▶ Data rows

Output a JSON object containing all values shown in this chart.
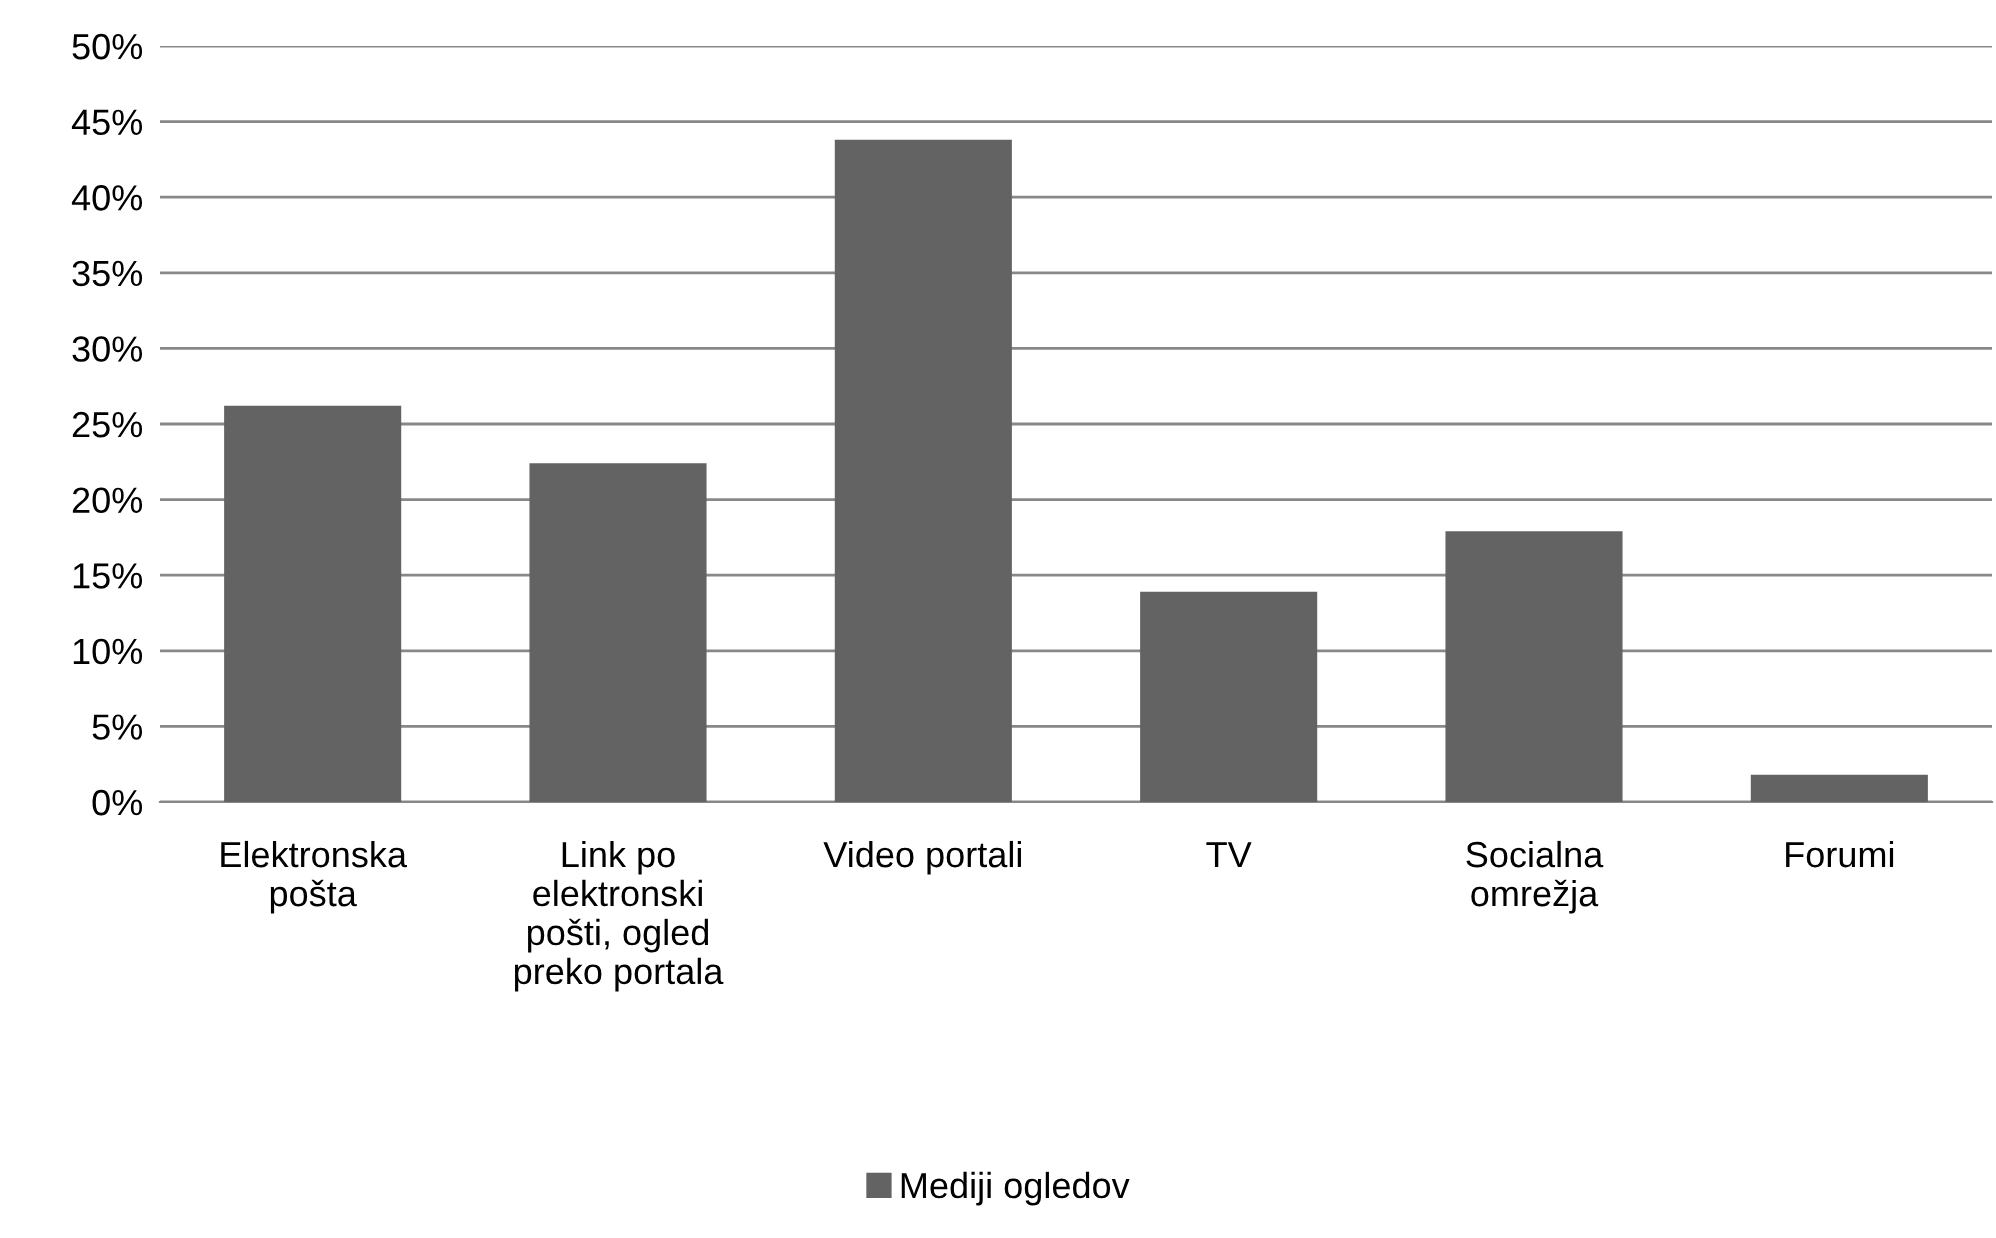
{
  "chart_data": {
    "type": "bar",
    "categories": [
      "Elektronska\npošta",
      "Link po\nelektronski\npošti, ogled\npreko portala",
      "Video portali",
      "TV",
      "Socialna\nomrežja",
      "Forumi"
    ],
    "series": [
      {
        "name": "Mediji ogledov",
        "color": "#636363",
        "values": [
          26.2,
          22.4,
          43.8,
          13.9,
          17.9,
          1.8
        ]
      }
    ],
    "ylim": [
      0,
      50
    ],
    "yticks": [
      {
        "value": 0,
        "label": "0%"
      },
      {
        "value": 5,
        "label": "5%"
      },
      {
        "value": 10,
        "label": "10%"
      },
      {
        "value": 15,
        "label": "15%"
      },
      {
        "value": 20,
        "label": "20%"
      },
      {
        "value": 25,
        "label": "25%"
      },
      {
        "value": 30,
        "label": "30%"
      },
      {
        "value": 35,
        "label": "35%"
      },
      {
        "value": 40,
        "label": "40%"
      },
      {
        "value": 45,
        "label": "45%"
      },
      {
        "value": 50,
        "label": "50%"
      }
    ],
    "grid": "y",
    "legend": "bottom"
  }
}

▶ Your objective
Copy each line that holds the word "values".

▶ Finished task
Output a JSON object containing all values shown in this chart.
        "values": [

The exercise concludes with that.